== The exercise ==
Quote each record exactly, please, leaving none out.

== Material supplied ==
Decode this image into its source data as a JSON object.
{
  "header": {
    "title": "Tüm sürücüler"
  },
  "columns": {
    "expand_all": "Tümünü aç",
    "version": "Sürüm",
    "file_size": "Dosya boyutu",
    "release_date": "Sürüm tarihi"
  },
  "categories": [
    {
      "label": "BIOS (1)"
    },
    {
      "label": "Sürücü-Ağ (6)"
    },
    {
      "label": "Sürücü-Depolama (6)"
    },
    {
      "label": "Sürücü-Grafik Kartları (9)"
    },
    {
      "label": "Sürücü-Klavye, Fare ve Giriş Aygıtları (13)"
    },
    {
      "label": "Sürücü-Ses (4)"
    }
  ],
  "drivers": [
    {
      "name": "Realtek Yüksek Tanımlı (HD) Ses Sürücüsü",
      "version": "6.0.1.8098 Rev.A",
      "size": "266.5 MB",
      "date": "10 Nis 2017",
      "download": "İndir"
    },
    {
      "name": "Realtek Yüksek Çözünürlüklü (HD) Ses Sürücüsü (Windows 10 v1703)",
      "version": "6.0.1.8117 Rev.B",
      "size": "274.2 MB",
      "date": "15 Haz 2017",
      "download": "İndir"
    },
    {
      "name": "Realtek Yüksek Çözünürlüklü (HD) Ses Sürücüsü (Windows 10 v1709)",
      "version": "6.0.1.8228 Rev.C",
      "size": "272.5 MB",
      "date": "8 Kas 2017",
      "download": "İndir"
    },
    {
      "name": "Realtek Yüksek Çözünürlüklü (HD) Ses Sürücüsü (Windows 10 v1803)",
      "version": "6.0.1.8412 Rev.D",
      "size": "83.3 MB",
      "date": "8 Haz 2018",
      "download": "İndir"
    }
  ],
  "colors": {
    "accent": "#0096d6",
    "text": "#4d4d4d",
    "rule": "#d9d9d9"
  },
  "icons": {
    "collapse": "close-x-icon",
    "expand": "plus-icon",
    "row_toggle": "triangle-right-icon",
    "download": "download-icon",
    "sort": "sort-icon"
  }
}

== Complete response ==
Decode this image into its source data as a JSON object.
{
  "header": {
    "title": "Tüm sürücüler"
  },
  "columns": {
    "expand_all": "Tümünü aç",
    "version": "Sürüm",
    "file_size": "Dosya boyutu",
    "release_date": "Sürüm tarihi"
  },
  "categories": [
    {
      "label": "BIOS (1)"
    },
    {
      "label": "Sürücü-Ağ (6)"
    },
    {
      "label": "Sürücü-Depolama (6)"
    },
    {
      "label": "Sürücü-Grafik Kartları (9)"
    },
    {
      "label": "Sürücü-Klavye, Fare ve Giriş Aygıtları (13)"
    },
    {
      "label": "Sürücü-Ses (4)"
    }
  ],
  "drivers": [
    {
      "name": "Realtek Yüksek Tanımlı (HD) Ses Sürücüsü",
      "version": "6.0.1.8098 Rev.A",
      "size": "266.5 MB",
      "date": "10 Nis 2017",
      "download": "İndir"
    },
    {
      "name": "Realtek Yüksek Çözünürlüklü (HD) Ses Sürücüsü (Windows 10 v1703)",
      "version": "6.0.1.8117 Rev.B",
      "size": "274.2 MB",
      "date": "15 Haz 2017",
      "download": "İndir"
    },
    {
      "name": "Realtek Yüksek Çözünürlüklü (HD) Ses Sürücüsü (Windows 10 v1709)",
      "version": "6.0.1.8228 Rev.C",
      "size": "272.5 MB",
      "date": "8 Kas 2017",
      "download": "İndir"
    },
    {
      "name": "Realtek Yüksek Çözünürlüklü (HD) Ses Sürücüsü (Windows 10 v1803)",
      "version": "6.0.1.8412 Rev.D",
      "size": "83.3 MB",
      "date": "8 Haz 2018",
      "download": "İndir"
    }
  ],
  "colors": {
    "accent": "#0096d6",
    "text": "#4d4d4d",
    "rule": "#d9d9d9"
  },
  "icons": {
    "collapse": "close-x-icon",
    "expand": "plus-icon",
    "row_toggle": "triangle-right-icon",
    "download": "download-icon",
    "sort": "sort-icon"
  }
}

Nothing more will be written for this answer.